STATED GOAL: Will you quote all of the entries, word for word?

Dataset records
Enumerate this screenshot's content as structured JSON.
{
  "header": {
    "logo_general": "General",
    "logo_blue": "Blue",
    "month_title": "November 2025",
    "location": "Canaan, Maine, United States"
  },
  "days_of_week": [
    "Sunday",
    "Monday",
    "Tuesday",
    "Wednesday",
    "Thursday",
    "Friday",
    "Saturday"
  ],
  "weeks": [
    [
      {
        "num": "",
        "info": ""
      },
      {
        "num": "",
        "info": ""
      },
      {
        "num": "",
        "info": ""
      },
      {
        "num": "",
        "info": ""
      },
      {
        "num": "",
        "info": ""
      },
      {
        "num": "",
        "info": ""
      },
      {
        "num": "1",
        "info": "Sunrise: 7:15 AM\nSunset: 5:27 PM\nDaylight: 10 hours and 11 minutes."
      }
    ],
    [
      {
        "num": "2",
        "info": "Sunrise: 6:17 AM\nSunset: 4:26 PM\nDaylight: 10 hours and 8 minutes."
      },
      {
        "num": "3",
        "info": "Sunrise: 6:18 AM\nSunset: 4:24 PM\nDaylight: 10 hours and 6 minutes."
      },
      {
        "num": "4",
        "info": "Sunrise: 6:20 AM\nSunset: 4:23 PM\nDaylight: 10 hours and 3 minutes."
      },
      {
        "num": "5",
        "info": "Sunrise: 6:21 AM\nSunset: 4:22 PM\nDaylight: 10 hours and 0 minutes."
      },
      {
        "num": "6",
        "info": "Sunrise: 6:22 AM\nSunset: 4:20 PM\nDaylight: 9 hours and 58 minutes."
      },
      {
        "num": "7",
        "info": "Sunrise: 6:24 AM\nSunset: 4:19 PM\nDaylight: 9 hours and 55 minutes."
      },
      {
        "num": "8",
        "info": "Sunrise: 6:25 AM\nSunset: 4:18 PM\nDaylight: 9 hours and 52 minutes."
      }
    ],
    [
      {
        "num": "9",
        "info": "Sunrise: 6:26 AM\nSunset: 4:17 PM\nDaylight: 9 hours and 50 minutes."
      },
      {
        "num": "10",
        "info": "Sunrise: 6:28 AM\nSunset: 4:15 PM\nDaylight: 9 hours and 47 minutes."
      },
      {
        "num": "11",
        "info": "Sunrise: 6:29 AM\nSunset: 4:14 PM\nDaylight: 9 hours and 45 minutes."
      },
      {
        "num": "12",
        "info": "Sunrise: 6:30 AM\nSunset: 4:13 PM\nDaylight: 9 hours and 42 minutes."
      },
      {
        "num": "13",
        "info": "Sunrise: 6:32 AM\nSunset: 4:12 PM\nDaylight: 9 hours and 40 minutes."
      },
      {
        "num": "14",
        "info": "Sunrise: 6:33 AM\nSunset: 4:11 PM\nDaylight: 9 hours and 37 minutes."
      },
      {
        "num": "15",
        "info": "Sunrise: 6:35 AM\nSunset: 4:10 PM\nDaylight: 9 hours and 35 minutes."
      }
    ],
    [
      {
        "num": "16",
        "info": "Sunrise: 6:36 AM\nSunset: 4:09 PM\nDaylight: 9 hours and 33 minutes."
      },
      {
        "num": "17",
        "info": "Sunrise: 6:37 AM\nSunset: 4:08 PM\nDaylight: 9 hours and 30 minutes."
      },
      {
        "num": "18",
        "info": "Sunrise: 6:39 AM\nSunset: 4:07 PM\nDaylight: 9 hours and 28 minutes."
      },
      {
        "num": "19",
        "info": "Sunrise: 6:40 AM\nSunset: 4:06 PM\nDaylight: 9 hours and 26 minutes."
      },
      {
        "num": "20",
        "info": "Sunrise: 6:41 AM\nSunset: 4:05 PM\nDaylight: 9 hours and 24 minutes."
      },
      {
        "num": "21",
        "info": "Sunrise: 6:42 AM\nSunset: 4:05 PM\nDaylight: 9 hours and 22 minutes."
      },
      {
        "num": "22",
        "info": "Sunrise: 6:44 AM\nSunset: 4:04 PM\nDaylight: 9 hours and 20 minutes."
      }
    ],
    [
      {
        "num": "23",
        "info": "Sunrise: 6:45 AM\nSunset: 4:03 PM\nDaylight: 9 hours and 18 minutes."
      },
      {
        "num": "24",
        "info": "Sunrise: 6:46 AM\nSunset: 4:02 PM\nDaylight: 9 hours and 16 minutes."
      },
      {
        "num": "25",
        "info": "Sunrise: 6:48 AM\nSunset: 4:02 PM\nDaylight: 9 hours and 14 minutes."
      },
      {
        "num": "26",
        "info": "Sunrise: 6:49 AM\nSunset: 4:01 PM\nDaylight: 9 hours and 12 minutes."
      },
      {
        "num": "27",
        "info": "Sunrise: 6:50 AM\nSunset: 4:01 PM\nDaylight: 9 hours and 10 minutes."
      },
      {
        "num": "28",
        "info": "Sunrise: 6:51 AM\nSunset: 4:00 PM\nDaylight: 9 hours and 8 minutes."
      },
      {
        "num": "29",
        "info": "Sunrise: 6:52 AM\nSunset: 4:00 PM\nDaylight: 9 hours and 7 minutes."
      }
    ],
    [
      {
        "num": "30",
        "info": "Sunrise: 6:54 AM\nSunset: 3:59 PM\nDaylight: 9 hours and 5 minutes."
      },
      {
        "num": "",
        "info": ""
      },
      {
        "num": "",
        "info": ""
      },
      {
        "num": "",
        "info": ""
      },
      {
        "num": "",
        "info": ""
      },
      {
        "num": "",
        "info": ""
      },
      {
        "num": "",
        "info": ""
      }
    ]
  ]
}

COMPLETED TASK:
Enumerate this screenshot's content as structured JSON.
{
  "header": {
    "logo_general": "General",
    "logo_blue": "Blue",
    "month_title": "November 2025",
    "location": "Canaan, Maine, United States"
  },
  "days_of_week": [
    "Sunday",
    "Monday",
    "Tuesday",
    "Wednesday",
    "Thursday",
    "Friday",
    "Saturday"
  ],
  "weeks": [
    [
      {
        "num": "",
        "info": ""
      },
      {
        "num": "",
        "info": ""
      },
      {
        "num": "",
        "info": ""
      },
      {
        "num": "",
        "info": ""
      },
      {
        "num": "",
        "info": ""
      },
      {
        "num": "",
        "info": ""
      },
      {
        "num": "1",
        "info": "Sunrise: 7:15 AM\nSunset: 5:27 PM\nDaylight: 10 hours and 11 minutes."
      }
    ],
    [
      {
        "num": "2",
        "info": "Sunrise: 6:17 AM\nSunset: 4:26 PM\nDaylight: 10 hours and 8 minutes."
      },
      {
        "num": "3",
        "info": "Sunrise: 6:18 AM\nSunset: 4:24 PM\nDaylight: 10 hours and 6 minutes."
      },
      {
        "num": "4",
        "info": "Sunrise: 6:20 AM\nSunset: 4:23 PM\nDaylight: 10 hours and 3 minutes."
      },
      {
        "num": "5",
        "info": "Sunrise: 6:21 AM\nSunset: 4:22 PM\nDaylight: 10 hours and 0 minutes."
      },
      {
        "num": "6",
        "info": "Sunrise: 6:22 AM\nSunset: 4:20 PM\nDaylight: 9 hours and 58 minutes."
      },
      {
        "num": "7",
        "info": "Sunrise: 6:24 AM\nSunset: 4:19 PM\nDaylight: 9 hours and 55 minutes."
      },
      {
        "num": "8",
        "info": "Sunrise: 6:25 AM\nSunset: 4:18 PM\nDaylight: 9 hours and 52 minutes."
      }
    ],
    [
      {
        "num": "9",
        "info": "Sunrise: 6:26 AM\nSunset: 4:17 PM\nDaylight: 9 hours and 50 minutes."
      },
      {
        "num": "10",
        "info": "Sunrise: 6:28 AM\nSunset: 4:15 PM\nDaylight: 9 hours and 47 minutes."
      },
      {
        "num": "11",
        "info": "Sunrise: 6:29 AM\nSunset: 4:14 PM\nDaylight: 9 hours and 45 minutes."
      },
      {
        "num": "12",
        "info": "Sunrise: 6:30 AM\nSunset: 4:13 PM\nDaylight: 9 hours and 42 minutes."
      },
      {
        "num": "13",
        "info": "Sunrise: 6:32 AM\nSunset: 4:12 PM\nDaylight: 9 hours and 40 minutes."
      },
      {
        "num": "14",
        "info": "Sunrise: 6:33 AM\nSunset: 4:11 PM\nDaylight: 9 hours and 37 minutes."
      },
      {
        "num": "15",
        "info": "Sunrise: 6:35 AM\nSunset: 4:10 PM\nDaylight: 9 hours and 35 minutes."
      }
    ],
    [
      {
        "num": "16",
        "info": "Sunrise: 6:36 AM\nSunset: 4:09 PM\nDaylight: 9 hours and 33 minutes."
      },
      {
        "num": "17",
        "info": "Sunrise: 6:37 AM\nSunset: 4:08 PM\nDaylight: 9 hours and 30 minutes."
      },
      {
        "num": "18",
        "info": "Sunrise: 6:39 AM\nSunset: 4:07 PM\nDaylight: 9 hours and 28 minutes."
      },
      {
        "num": "19",
        "info": "Sunrise: 6:40 AM\nSunset: 4:06 PM\nDaylight: 9 hours and 26 minutes."
      },
      {
        "num": "20",
        "info": "Sunrise: 6:41 AM\nSunset: 4:05 PM\nDaylight: 9 hours and 24 minutes."
      },
      {
        "num": "21",
        "info": "Sunrise: 6:42 AM\nSunset: 4:05 PM\nDaylight: 9 hours and 22 minutes."
      },
      {
        "num": "22",
        "info": "Sunrise: 6:44 AM\nSunset: 4:04 PM\nDaylight: 9 hours and 20 minutes."
      }
    ],
    [
      {
        "num": "23",
        "info": "Sunrise: 6:45 AM\nSunset: 4:03 PM\nDaylight: 9 hours and 18 minutes."
      },
      {
        "num": "24",
        "info": "Sunrise: 6:46 AM\nSunset: 4:02 PM\nDaylight: 9 hours and 16 minutes."
      },
      {
        "num": "25",
        "info": "Sunrise: 6:48 AM\nSunset: 4:02 PM\nDaylight: 9 hours and 14 minutes."
      },
      {
        "num": "26",
        "info": "Sunrise: 6:49 AM\nSunset: 4:01 PM\nDaylight: 9 hours and 12 minutes."
      },
      {
        "num": "27",
        "info": "Sunrise: 6:50 AM\nSunset: 4:01 PM\nDaylight: 9 hours and 10 minutes."
      },
      {
        "num": "28",
        "info": "Sunrise: 6:51 AM\nSunset: 4:00 PM\nDaylight: 9 hours and 8 minutes."
      },
      {
        "num": "29",
        "info": "Sunrise: 6:52 AM\nSunset: 4:00 PM\nDaylight: 9 hours and 7 minutes."
      }
    ],
    [
      {
        "num": "30",
        "info": "Sunrise: 6:54 AM\nSunset: 3:59 PM\nDaylight: 9 hours and 5 minutes."
      },
      {
        "num": "",
        "info": ""
      },
      {
        "num": "",
        "info": ""
      },
      {
        "num": "",
        "info": ""
      },
      {
        "num": "",
        "info": ""
      },
      {
        "num": "",
        "info": ""
      },
      {
        "num": "",
        "info": ""
      }
    ]
  ]
}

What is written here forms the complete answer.